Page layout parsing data
▼

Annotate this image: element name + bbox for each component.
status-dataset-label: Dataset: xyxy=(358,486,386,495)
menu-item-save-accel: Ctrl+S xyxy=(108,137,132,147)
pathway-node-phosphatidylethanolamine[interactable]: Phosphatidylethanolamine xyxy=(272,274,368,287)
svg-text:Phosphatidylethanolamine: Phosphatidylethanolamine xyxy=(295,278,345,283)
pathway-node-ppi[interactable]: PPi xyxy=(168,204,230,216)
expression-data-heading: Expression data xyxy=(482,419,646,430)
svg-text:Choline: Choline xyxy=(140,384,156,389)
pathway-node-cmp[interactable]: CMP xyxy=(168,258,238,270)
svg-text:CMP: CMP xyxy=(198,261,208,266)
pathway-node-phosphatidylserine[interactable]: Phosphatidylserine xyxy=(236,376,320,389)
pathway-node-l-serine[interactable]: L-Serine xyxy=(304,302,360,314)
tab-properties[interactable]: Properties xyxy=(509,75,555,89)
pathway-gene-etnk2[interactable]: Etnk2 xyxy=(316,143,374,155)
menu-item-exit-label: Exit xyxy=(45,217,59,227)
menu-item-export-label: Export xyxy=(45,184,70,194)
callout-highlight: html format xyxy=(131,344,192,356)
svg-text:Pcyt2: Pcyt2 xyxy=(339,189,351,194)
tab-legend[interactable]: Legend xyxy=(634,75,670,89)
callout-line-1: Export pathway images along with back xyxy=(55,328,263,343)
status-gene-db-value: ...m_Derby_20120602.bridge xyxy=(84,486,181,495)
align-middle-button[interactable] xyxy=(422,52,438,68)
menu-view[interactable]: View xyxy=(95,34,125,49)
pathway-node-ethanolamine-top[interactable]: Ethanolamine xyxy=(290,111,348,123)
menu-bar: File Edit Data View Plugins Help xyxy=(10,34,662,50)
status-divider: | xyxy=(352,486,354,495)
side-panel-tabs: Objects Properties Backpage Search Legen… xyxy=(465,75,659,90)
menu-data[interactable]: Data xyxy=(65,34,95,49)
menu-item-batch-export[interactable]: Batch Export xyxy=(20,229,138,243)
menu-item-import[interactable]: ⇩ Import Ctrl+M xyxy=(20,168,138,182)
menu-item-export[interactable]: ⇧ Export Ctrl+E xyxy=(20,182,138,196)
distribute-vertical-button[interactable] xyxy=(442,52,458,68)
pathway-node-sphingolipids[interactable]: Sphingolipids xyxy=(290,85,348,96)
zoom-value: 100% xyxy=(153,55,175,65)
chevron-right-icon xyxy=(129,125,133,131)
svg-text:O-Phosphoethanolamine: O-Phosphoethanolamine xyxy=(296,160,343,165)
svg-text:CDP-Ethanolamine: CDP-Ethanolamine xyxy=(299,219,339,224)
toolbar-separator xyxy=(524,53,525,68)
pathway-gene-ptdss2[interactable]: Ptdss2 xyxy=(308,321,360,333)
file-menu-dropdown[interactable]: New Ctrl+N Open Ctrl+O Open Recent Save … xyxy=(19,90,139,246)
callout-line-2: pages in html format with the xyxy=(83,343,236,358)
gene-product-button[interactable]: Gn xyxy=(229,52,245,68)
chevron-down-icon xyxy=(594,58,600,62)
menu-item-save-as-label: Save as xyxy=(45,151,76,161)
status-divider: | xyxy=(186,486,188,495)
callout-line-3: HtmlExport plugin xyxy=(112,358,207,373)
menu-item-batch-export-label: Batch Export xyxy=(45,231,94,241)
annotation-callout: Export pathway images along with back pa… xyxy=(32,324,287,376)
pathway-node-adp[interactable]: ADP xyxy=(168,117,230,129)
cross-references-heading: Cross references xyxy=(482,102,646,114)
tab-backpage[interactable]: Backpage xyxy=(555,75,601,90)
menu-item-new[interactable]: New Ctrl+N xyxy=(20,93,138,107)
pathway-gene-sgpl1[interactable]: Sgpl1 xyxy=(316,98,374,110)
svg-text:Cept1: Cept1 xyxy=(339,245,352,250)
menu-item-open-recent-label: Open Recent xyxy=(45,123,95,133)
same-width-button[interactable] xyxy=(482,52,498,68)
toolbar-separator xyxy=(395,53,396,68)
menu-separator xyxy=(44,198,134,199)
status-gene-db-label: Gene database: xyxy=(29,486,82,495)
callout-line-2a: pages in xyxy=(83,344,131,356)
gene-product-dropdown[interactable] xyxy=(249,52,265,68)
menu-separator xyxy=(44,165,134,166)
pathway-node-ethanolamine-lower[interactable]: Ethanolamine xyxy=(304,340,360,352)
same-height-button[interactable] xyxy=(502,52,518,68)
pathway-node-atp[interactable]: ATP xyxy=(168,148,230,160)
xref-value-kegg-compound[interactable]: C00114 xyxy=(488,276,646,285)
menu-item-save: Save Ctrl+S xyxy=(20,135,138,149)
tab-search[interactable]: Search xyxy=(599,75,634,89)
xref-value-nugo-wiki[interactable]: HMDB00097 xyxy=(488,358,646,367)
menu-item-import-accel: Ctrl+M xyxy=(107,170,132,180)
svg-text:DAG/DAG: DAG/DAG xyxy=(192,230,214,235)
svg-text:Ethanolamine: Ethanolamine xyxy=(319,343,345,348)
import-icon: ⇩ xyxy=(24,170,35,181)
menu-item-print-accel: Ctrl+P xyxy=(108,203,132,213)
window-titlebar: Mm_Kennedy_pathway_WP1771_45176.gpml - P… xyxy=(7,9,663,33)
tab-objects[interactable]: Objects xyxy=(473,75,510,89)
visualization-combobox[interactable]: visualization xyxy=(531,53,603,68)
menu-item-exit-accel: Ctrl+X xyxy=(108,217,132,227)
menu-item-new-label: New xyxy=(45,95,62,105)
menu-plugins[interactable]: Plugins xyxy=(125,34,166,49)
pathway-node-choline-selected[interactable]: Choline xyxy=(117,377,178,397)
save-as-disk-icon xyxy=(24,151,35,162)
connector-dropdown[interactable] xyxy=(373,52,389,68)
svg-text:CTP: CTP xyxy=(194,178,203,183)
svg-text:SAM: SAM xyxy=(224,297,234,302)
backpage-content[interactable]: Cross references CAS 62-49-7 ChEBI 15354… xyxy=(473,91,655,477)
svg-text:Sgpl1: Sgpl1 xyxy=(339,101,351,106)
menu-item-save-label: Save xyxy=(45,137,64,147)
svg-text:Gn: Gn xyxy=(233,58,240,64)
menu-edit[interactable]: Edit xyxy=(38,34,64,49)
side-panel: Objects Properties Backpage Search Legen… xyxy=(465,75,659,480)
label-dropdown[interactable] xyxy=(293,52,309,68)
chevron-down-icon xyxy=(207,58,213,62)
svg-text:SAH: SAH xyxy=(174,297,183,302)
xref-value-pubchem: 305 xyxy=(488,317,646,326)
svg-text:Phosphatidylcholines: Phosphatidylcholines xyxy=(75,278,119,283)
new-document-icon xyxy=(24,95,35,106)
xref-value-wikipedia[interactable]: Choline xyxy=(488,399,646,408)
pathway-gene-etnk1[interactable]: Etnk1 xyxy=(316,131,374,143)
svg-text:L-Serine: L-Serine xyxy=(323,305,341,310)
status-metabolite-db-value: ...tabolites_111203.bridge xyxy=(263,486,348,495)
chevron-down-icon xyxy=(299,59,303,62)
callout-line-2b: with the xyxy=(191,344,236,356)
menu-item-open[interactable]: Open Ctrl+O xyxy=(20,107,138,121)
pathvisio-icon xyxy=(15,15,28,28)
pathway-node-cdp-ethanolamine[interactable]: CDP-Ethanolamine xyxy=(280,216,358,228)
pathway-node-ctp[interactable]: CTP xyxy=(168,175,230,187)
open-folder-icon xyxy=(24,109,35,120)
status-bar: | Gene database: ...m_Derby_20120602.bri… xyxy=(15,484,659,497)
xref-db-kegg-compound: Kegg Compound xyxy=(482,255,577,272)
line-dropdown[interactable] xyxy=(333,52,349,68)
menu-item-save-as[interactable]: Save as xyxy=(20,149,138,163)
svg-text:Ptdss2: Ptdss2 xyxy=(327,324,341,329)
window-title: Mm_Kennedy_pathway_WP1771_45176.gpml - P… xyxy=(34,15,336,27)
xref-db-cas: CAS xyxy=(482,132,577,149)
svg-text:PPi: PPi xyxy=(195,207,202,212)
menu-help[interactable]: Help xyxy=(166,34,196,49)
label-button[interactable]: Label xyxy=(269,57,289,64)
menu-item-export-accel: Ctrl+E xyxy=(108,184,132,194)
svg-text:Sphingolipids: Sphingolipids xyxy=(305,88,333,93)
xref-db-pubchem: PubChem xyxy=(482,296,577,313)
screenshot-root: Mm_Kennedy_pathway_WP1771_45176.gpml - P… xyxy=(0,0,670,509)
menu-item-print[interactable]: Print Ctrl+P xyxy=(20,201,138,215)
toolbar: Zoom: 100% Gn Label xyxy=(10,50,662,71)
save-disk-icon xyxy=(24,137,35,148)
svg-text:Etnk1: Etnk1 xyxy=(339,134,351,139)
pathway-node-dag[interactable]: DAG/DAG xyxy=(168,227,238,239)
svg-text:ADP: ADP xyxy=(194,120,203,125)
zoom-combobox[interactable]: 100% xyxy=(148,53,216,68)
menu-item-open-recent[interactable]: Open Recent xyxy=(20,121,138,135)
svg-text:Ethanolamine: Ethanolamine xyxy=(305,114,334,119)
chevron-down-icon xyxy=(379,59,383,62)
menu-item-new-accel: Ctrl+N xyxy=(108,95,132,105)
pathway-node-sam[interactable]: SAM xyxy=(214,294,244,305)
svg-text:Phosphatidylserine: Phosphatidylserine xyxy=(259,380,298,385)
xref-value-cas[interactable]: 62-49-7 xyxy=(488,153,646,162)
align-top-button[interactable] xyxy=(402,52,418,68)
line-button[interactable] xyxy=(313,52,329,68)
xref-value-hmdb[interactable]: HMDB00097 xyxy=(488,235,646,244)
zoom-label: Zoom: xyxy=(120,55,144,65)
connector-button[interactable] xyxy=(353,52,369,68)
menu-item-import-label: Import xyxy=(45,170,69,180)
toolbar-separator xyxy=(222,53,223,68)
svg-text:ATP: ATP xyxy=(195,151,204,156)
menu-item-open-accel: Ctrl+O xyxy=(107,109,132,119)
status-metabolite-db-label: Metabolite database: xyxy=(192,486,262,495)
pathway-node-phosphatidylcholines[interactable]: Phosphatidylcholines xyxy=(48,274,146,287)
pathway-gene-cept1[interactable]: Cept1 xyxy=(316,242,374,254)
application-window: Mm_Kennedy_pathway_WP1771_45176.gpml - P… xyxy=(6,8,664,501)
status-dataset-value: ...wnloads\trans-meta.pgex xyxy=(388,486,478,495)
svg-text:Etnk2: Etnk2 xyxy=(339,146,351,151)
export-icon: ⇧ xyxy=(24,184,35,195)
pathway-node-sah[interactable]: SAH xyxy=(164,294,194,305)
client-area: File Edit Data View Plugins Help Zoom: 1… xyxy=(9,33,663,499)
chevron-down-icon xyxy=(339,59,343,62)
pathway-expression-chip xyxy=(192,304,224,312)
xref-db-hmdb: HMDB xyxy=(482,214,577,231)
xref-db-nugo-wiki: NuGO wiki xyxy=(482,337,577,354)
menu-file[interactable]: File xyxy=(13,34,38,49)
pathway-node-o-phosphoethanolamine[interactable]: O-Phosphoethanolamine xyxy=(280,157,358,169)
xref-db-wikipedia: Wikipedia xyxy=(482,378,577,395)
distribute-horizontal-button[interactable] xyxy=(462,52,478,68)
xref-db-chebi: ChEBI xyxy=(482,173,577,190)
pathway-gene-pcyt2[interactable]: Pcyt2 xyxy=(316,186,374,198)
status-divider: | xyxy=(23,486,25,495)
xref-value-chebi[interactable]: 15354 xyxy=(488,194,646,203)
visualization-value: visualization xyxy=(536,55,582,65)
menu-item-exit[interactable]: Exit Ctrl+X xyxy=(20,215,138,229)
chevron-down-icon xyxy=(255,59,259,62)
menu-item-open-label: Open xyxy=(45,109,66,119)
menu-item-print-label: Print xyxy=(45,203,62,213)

▲

## BRIEF
For the entries shown above, tally every line containing the word "product". Report the tally and nothing else.

## RESPONSE TO THIS EXERCISE
2